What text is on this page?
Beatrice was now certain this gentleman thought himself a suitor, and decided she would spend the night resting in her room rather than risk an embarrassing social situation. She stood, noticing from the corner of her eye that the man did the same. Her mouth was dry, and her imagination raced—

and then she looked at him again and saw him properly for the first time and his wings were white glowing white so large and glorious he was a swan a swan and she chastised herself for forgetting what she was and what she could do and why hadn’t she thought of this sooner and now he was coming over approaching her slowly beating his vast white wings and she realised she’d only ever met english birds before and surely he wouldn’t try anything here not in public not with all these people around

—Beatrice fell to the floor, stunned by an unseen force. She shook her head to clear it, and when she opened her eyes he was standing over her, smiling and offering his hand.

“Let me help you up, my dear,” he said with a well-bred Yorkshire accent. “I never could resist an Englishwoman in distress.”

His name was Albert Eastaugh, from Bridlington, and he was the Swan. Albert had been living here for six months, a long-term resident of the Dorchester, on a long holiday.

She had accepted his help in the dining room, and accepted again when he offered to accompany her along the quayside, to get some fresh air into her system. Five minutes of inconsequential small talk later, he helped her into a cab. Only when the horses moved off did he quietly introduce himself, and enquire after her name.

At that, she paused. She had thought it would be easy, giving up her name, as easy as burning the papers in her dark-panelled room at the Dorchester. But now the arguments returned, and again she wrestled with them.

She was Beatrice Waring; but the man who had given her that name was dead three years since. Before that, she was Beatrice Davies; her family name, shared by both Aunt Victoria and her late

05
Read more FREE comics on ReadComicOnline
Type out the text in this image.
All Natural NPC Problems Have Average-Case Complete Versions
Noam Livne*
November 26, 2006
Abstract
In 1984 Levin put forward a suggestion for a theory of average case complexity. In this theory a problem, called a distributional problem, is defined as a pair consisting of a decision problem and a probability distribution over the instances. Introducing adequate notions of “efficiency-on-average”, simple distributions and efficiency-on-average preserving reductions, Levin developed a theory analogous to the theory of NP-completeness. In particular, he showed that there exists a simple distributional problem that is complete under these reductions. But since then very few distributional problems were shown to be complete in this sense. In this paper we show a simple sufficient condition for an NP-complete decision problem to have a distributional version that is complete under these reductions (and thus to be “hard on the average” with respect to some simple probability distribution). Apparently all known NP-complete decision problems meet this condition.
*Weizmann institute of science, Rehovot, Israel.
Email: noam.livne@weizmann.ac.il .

• _DIRECTION_
In the entries above, find lines with "help" and copy each.

• _RIGHT ANSWER_
“Let me help you up, my dear,” he said with a well-bred Yorkshire accent. “I never could resist an Englishwoman in distress.”
She had accepted his help in the dining room, and accepted again when he offered to accompany her along the quayside, to get some fresh air into her system. Five minutes of inconsequential small talk later, he helped her into a cab. Only when the horses moved off did he quietly introduce himself, and enquire after her name.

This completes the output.